* begin EXERCISE INPUT *
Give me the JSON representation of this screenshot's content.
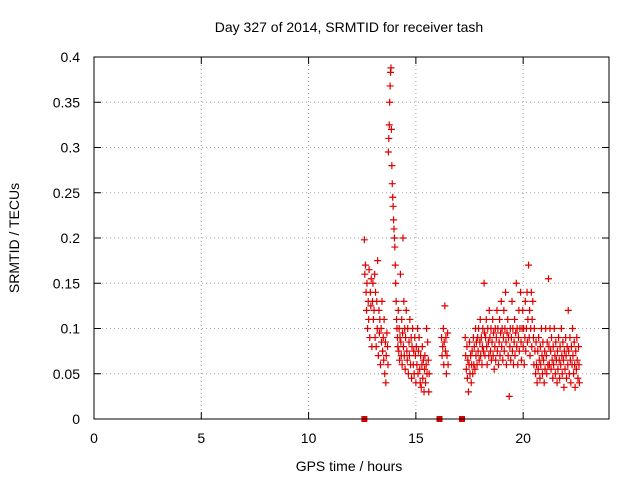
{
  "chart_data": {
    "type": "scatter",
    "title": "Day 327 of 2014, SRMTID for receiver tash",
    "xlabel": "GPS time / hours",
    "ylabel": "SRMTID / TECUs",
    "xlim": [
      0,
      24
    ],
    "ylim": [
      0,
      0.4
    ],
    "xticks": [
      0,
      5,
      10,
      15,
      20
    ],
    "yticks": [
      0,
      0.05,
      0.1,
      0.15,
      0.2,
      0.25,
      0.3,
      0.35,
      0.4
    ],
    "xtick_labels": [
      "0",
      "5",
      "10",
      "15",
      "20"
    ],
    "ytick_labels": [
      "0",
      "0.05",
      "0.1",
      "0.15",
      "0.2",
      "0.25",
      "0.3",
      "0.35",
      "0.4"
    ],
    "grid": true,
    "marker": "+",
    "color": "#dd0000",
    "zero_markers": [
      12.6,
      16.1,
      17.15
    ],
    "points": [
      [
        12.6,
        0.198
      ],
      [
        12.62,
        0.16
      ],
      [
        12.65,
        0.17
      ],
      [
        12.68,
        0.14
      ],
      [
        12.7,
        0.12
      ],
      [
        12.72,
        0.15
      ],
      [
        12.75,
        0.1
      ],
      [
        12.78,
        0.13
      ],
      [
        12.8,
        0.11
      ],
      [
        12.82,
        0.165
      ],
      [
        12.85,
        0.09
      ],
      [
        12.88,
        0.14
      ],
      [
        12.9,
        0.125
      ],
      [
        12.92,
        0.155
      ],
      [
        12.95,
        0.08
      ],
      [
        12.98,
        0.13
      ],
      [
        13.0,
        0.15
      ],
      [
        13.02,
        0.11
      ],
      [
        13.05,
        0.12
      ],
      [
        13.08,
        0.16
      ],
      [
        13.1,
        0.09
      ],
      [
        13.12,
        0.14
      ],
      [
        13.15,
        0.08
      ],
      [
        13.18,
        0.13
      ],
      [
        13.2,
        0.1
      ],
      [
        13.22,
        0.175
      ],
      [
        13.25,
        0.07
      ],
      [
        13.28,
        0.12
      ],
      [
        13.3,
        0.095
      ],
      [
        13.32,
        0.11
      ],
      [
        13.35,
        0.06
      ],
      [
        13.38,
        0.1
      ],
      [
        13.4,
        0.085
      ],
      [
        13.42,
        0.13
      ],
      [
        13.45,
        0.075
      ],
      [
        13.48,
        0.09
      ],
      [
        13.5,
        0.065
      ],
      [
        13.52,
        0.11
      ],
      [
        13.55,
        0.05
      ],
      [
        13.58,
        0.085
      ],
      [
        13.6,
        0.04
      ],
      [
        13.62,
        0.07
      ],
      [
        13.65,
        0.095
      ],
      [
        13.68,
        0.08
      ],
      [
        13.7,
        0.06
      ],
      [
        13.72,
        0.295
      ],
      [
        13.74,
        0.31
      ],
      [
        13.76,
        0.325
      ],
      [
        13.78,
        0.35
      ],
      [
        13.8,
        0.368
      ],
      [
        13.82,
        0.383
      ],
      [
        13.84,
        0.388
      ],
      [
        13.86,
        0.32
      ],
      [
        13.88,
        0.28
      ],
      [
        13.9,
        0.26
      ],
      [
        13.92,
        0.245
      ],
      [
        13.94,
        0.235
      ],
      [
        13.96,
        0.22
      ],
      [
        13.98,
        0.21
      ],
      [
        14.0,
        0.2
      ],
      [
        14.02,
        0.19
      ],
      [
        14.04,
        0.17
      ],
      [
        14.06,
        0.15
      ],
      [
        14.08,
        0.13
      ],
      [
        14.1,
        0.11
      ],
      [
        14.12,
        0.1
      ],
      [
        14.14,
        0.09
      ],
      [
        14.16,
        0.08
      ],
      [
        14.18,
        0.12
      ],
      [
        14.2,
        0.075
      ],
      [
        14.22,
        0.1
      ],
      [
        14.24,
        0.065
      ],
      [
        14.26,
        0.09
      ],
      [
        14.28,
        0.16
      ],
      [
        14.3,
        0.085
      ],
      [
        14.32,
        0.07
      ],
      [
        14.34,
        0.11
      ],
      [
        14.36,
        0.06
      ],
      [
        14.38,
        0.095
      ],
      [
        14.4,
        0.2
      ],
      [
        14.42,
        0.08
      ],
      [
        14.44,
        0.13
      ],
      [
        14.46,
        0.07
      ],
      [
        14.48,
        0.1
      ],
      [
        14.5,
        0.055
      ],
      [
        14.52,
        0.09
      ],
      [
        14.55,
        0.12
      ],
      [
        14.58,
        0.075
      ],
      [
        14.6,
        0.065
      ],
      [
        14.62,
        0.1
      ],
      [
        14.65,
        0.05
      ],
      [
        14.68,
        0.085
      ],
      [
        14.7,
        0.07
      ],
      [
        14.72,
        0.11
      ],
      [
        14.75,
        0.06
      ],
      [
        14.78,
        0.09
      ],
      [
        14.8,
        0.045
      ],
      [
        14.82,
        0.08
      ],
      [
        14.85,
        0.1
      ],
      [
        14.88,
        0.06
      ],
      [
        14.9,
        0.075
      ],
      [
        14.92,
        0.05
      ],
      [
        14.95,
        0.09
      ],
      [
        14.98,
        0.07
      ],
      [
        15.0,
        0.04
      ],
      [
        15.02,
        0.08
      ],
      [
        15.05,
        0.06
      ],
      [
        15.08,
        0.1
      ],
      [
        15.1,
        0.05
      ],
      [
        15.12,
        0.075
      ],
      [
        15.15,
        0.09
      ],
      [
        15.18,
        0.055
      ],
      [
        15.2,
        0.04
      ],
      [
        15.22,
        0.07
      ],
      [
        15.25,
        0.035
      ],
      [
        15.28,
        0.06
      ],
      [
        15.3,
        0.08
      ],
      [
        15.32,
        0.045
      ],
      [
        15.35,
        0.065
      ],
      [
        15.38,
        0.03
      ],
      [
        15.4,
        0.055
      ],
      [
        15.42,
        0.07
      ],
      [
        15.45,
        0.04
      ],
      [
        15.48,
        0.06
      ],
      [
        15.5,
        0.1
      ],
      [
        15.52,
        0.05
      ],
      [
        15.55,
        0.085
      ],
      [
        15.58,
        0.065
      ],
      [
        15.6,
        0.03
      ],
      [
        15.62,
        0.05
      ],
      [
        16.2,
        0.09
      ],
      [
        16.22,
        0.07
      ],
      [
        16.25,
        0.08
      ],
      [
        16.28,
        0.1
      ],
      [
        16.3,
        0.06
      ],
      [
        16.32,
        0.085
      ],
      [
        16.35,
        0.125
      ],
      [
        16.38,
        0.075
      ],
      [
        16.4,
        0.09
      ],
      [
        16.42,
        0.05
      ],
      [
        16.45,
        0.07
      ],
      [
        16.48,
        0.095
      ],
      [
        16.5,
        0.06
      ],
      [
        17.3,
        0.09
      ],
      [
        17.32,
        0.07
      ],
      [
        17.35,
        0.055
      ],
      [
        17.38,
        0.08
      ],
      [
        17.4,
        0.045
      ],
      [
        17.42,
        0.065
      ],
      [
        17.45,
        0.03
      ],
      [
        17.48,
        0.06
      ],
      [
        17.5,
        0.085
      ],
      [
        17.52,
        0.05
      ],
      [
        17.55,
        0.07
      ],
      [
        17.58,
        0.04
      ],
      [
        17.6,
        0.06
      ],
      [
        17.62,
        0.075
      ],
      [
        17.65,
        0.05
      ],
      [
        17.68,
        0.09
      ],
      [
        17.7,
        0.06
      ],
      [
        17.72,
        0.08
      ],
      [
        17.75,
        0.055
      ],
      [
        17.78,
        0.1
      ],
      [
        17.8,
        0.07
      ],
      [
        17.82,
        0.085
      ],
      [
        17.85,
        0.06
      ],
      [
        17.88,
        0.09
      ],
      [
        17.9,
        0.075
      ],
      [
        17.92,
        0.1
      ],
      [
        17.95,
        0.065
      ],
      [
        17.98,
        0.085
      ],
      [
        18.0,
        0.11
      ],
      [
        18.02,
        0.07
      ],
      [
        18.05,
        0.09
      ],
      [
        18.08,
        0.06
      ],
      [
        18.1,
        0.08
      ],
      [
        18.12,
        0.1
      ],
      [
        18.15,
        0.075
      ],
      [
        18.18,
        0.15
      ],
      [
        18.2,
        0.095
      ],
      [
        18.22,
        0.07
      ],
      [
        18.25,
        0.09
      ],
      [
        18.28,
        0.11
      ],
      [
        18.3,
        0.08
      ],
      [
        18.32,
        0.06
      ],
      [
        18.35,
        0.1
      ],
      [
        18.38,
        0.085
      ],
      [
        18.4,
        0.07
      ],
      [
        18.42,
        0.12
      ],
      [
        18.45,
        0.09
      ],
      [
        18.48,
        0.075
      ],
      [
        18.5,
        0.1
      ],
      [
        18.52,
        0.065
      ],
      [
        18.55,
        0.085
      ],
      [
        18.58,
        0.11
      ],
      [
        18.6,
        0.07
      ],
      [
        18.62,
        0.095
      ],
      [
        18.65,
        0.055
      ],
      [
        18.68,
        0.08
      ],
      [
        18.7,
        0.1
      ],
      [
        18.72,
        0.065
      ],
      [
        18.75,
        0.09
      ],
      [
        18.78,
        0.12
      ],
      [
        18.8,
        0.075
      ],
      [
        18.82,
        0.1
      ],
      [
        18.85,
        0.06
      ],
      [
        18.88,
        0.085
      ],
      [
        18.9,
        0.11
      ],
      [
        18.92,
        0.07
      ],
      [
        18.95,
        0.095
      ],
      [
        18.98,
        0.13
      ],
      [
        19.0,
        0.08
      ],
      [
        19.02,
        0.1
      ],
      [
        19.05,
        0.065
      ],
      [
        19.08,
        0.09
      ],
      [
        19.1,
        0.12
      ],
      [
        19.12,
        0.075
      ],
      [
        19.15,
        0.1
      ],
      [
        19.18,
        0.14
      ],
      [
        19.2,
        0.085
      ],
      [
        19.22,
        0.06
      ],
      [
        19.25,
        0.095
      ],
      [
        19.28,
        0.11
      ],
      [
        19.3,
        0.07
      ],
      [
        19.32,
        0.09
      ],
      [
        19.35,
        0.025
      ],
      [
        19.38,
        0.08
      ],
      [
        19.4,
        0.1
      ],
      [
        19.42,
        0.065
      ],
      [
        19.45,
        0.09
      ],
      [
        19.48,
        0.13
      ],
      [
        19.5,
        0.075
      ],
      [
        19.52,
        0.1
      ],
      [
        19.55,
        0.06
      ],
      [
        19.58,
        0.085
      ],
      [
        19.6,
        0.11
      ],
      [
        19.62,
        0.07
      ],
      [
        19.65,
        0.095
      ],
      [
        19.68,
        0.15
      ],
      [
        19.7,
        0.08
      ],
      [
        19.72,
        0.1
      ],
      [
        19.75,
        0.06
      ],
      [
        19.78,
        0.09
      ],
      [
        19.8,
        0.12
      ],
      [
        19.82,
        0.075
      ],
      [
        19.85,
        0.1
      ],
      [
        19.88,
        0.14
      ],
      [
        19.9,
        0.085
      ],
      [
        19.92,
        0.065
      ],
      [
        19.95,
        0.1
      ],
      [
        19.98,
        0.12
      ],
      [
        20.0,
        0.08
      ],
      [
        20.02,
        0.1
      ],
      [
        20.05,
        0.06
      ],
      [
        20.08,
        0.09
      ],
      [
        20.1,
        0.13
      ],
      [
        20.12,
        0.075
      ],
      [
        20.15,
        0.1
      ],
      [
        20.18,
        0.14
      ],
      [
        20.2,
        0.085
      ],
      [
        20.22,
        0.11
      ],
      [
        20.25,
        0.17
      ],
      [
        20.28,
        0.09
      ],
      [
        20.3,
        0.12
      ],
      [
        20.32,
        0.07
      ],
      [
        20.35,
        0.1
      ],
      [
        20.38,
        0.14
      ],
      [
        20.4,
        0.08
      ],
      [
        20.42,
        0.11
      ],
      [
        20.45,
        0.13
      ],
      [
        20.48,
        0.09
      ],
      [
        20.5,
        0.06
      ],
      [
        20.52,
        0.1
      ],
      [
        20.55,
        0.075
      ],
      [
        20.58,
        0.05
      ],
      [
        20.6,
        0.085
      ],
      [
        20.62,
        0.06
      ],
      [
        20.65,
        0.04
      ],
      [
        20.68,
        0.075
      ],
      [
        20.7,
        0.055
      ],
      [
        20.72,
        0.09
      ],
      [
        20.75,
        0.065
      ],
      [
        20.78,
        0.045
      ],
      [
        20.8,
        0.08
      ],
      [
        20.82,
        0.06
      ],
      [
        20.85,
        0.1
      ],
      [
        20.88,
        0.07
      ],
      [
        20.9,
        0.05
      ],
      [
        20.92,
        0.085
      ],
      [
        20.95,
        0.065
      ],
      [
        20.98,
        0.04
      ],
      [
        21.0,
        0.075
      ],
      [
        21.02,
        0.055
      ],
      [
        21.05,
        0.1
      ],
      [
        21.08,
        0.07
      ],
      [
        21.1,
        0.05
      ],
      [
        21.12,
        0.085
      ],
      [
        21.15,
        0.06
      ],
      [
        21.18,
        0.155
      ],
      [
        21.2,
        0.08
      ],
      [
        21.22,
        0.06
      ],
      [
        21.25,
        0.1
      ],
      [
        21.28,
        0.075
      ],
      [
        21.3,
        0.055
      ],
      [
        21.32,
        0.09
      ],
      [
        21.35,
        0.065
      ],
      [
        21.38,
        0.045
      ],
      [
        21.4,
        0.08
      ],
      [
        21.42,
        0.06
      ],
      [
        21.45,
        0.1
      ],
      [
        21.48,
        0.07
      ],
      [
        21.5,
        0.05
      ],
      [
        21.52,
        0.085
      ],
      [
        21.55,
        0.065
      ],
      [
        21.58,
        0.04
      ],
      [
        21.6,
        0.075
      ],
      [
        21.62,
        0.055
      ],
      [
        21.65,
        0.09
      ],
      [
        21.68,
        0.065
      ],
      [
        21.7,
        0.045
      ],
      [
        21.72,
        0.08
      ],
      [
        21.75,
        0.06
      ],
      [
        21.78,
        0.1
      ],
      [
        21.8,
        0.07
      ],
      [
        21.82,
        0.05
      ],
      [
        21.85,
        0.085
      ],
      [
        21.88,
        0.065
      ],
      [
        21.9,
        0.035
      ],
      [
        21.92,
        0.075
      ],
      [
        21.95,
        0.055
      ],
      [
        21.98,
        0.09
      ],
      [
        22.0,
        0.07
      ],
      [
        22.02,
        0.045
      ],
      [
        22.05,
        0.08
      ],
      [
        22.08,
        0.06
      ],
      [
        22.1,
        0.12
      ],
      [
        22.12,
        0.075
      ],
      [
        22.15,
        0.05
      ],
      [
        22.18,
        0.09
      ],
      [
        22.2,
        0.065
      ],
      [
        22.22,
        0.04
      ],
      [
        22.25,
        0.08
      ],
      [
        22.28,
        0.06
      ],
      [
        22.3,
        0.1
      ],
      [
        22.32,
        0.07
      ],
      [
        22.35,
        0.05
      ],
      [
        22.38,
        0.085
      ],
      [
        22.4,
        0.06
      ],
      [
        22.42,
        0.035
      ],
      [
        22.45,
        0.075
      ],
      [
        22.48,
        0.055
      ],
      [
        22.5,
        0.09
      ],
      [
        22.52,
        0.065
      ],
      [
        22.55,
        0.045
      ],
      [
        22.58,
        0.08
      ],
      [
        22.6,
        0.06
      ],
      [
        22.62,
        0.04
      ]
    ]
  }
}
* end EXERCISE INPUT *
**REQUIRED WORK**
Report how many lines of the preceding records include "SRMTID". Output the number only.

**RESPONSE TO THIS TASK**
2